[Extracted data entries]
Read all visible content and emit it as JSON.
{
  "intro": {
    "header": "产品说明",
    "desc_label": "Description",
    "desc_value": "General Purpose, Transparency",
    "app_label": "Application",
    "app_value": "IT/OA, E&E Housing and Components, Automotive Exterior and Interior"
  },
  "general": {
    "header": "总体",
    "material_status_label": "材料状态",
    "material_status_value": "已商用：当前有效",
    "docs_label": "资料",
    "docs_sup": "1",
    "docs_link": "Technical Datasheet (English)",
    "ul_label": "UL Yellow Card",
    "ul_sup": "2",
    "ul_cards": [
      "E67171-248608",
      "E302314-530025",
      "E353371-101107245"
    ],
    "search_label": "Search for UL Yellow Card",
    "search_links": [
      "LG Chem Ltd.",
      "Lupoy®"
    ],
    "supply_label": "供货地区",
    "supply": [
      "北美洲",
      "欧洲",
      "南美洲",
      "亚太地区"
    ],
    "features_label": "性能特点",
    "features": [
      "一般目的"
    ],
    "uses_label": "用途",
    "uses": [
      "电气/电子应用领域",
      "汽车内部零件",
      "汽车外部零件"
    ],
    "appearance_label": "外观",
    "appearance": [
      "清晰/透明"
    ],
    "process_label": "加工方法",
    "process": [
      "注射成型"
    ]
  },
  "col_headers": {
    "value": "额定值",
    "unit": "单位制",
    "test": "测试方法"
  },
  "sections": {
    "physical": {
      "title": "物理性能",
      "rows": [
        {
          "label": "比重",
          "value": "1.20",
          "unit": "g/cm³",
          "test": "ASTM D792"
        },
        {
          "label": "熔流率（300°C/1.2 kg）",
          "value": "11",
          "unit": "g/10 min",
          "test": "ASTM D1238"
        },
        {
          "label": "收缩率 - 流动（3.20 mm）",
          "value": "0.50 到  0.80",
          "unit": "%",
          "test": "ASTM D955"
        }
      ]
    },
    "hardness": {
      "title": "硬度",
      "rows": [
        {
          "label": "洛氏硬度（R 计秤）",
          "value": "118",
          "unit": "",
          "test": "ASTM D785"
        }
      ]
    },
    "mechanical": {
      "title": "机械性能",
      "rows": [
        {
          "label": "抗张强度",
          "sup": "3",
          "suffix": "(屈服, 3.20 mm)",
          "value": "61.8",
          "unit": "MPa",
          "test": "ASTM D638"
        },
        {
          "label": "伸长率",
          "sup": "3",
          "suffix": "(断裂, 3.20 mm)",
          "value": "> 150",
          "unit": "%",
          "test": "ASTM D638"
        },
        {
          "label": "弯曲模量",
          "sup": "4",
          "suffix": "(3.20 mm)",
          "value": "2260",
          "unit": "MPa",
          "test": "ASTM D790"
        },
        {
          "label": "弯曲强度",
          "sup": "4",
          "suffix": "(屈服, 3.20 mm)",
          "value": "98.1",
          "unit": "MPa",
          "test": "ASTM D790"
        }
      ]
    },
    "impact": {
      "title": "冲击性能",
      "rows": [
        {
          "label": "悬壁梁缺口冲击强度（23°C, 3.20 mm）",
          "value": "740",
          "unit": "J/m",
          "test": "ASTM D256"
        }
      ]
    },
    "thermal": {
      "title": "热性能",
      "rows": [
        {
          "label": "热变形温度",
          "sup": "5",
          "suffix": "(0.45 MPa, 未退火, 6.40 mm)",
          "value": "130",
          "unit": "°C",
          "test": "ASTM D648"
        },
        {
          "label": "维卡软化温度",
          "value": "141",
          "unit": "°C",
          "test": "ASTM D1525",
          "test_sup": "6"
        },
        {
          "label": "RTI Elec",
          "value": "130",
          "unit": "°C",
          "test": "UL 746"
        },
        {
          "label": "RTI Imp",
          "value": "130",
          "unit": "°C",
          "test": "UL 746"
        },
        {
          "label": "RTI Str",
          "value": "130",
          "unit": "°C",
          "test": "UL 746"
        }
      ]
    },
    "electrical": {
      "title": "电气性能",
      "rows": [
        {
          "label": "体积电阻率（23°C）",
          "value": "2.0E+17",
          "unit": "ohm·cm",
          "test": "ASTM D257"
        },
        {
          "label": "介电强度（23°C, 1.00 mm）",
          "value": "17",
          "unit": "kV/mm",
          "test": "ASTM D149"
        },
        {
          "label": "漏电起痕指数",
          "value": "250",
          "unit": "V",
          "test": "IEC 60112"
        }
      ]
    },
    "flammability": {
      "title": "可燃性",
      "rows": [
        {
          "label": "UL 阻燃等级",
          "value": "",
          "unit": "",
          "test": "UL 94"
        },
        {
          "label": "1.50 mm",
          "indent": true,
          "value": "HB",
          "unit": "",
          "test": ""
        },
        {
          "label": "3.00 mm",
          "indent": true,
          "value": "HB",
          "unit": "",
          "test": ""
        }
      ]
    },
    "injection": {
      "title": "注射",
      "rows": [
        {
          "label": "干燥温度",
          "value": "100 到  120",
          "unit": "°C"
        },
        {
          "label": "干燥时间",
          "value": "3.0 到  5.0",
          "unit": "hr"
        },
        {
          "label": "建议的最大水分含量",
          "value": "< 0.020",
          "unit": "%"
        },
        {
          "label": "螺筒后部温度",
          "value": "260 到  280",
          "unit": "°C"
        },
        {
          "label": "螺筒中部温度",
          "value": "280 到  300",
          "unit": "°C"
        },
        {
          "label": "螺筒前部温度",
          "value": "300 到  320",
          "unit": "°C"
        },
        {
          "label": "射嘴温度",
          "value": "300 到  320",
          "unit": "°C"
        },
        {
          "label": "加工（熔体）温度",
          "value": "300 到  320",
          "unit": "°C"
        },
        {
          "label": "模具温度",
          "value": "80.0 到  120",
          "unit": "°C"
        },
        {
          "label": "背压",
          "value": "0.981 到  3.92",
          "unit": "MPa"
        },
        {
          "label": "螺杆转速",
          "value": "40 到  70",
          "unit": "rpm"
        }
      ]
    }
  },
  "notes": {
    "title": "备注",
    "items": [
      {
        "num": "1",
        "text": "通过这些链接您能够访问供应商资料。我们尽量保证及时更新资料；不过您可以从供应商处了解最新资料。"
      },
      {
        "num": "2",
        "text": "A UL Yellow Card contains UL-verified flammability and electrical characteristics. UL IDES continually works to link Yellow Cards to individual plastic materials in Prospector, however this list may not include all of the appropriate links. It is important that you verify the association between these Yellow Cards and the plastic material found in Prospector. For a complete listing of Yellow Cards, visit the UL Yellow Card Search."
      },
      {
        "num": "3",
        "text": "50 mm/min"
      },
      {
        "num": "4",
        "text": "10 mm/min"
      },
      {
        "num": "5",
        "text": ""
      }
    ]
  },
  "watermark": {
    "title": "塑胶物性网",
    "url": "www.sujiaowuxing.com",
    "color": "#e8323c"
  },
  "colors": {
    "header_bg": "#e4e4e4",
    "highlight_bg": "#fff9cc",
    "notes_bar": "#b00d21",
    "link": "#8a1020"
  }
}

## WHAT THE TASK REQUIRES
Word for word, restate all of the data shown above.

## EXERCISE RESPONSE
Read all visible content and emit it as JSON.
{
  "intro": {
    "header": "产品说明",
    "desc_label": "Description",
    "desc_value": "General Purpose, Transparency",
    "app_label": "Application",
    "app_value": "IT/OA, E&E Housing and Components, Automotive Exterior and Interior"
  },
  "general": {
    "header": "总体",
    "material_status_label": "材料状态",
    "material_status_value": "已商用：当前有效",
    "docs_label": "资料",
    "docs_sup": "1",
    "docs_link": "Technical Datasheet (English)",
    "ul_label": "UL Yellow Card",
    "ul_sup": "2",
    "ul_cards": [
      "E67171-248608",
      "E302314-530025",
      "E353371-101107245"
    ],
    "search_label": "Search for UL Yellow Card",
    "search_links": [
      "LG Chem Ltd.",
      "Lupoy®"
    ],
    "supply_label": "供货地区",
    "supply": [
      "北美洲",
      "欧洲",
      "南美洲",
      "亚太地区"
    ],
    "features_label": "性能特点",
    "features": [
      "一般目的"
    ],
    "uses_label": "用途",
    "uses": [
      "电气/电子应用领域",
      "汽车内部零件",
      "汽车外部零件"
    ],
    "appearance_label": "外观",
    "appearance": [
      "清晰/透明"
    ],
    "process_label": "加工方法",
    "process": [
      "注射成型"
    ]
  },
  "col_headers": {
    "value": "额定值",
    "unit": "单位制",
    "test": "测试方法"
  },
  "sections": {
    "physical": {
      "title": "物理性能",
      "rows": [
        {
          "label": "比重",
          "value": "1.20",
          "unit": "g/cm³",
          "test": "ASTM D792"
        },
        {
          "label": "熔流率（300°C/1.2 kg）",
          "value": "11",
          "unit": "g/10 min",
          "test": "ASTM D1238"
        },
        {
          "label": "收缩率 - 流动（3.20 mm）",
          "value": "0.50 到  0.80",
          "unit": "%",
          "test": "ASTM D955"
        }
      ]
    },
    "hardness": {
      "title": "硬度",
      "rows": [
        {
          "label": "洛氏硬度（R 计秤）",
          "value": "118",
          "unit": "",
          "test": "ASTM D785"
        }
      ]
    },
    "mechanical": {
      "title": "机械性能",
      "rows": [
        {
          "label": "抗张强度",
          "sup": "3",
          "suffix": "(屈服, 3.20 mm)",
          "value": "61.8",
          "unit": "MPa",
          "test": "ASTM D638"
        },
        {
          "label": "伸长率",
          "sup": "3",
          "suffix": "(断裂, 3.20 mm)",
          "value": "> 150",
          "unit": "%",
          "test": "ASTM D638"
        },
        {
          "label": "弯曲模量",
          "sup": "4",
          "suffix": "(3.20 mm)",
          "value": "2260",
          "unit": "MPa",
          "test": "ASTM D790"
        },
        {
          "label": "弯曲强度",
          "sup": "4",
          "suffix": "(屈服, 3.20 mm)",
          "value": "98.1",
          "unit": "MPa",
          "test": "ASTM D790"
        }
      ]
    },
    "impact": {
      "title": "冲击性能",
      "rows": [
        {
          "label": "悬壁梁缺口冲击强度（23°C, 3.20 mm）",
          "value": "740",
          "unit": "J/m",
          "test": "ASTM D256"
        }
      ]
    },
    "thermal": {
      "title": "热性能",
      "rows": [
        {
          "label": "热变形温度",
          "sup": "5",
          "suffix": "(0.45 MPa, 未退火, 6.40 mm)",
          "value": "130",
          "unit": "°C",
          "test": "ASTM D648"
        },
        {
          "label": "维卡软化温度",
          "value": "141",
          "unit": "°C",
          "test": "ASTM D1525",
          "test_sup": "6"
        },
        {
          "label": "RTI Elec",
          "value": "130",
          "unit": "°C",
          "test": "UL 746"
        },
        {
          "label": "RTI Imp",
          "value": "130",
          "unit": "°C",
          "test": "UL 746"
        },
        {
          "label": "RTI Str",
          "value": "130",
          "unit": "°C",
          "test": "UL 746"
        }
      ]
    },
    "electrical": {
      "title": "电气性能",
      "rows": [
        {
          "label": "体积电阻率（23°C）",
          "value": "2.0E+17",
          "unit": "ohm·cm",
          "test": "ASTM D257"
        },
        {
          "label": "介电强度（23°C, 1.00 mm）",
          "value": "17",
          "unit": "kV/mm",
          "test": "ASTM D149"
        },
        {
          "label": "漏电起痕指数",
          "value": "250",
          "unit": "V",
          "test": "IEC 60112"
        }
      ]
    },
    "flammability": {
      "title": "可燃性",
      "rows": [
        {
          "label": "UL 阻燃等级",
          "value": "",
          "unit": "",
          "test": "UL 94"
        },
        {
          "label": "1.50 mm",
          "indent": true,
          "value": "HB",
          "unit": "",
          "test": ""
        },
        {
          "label": "3.00 mm",
          "indent": true,
          "value": "HB",
          "unit": "",
          "test": ""
        }
      ]
    },
    "injection": {
      "title": "注射",
      "rows": [
        {
          "label": "干燥温度",
          "value": "100 到  120",
          "unit": "°C"
        },
        {
          "label": "干燥时间",
          "value": "3.0 到  5.0",
          "unit": "hr"
        },
        {
          "label": "建议的最大水分含量",
          "value": "< 0.020",
          "unit": "%"
        },
        {
          "label": "螺筒后部温度",
          "value": "260 到  280",
          "unit": "°C"
        },
        {
          "label": "螺筒中部温度",
          "value": "280 到  300",
          "unit": "°C"
        },
        {
          "label": "螺筒前部温度",
          "value": "300 到  320",
          "unit": "°C"
        },
        {
          "label": "射嘴温度",
          "value": "300 到  320",
          "unit": "°C"
        },
        {
          "label": "加工（熔体）温度",
          "value": "300 到  320",
          "unit": "°C"
        },
        {
          "label": "模具温度",
          "value": "80.0 到  120",
          "unit": "°C"
        },
        {
          "label": "背压",
          "value": "0.981 到  3.92",
          "unit": "MPa"
        },
        {
          "label": "螺杆转速",
          "value": "40 到  70",
          "unit": "rpm"
        }
      ]
    }
  },
  "notes": {
    "title": "备注",
    "items": [
      {
        "num": "1",
        "text": "通过这些链接您能够访问供应商资料。我们尽量保证及时更新资料；不过您可以从供应商处了解最新资料。"
      },
      {
        "num": "2",
        "text": "A UL Yellow Card contains UL-verified flammability and electrical characteristics. UL IDES continually works to link Yellow Cards to individual plastic materials in Prospector, however this list may not include all of the appropriate links. It is important that you verify the association between these Yellow Cards and the plastic material found in Prospector. For a complete listing of Yellow Cards, visit the UL Yellow Card Search."
      },
      {
        "num": "3",
        "text": "50 mm/min"
      },
      {
        "num": "4",
        "text": "10 mm/min"
      },
      {
        "num": "5",
        "text": ""
      }
    ]
  },
  "watermark": {
    "title": "塑胶物性网",
    "url": "www.sujiaowuxing.com",
    "color": "#e8323c"
  },
  "colors": {
    "header_bg": "#e4e4e4",
    "highlight_bg": "#fff9cc",
    "notes_bar": "#b00d21",
    "link": "#8a1020"
  }
}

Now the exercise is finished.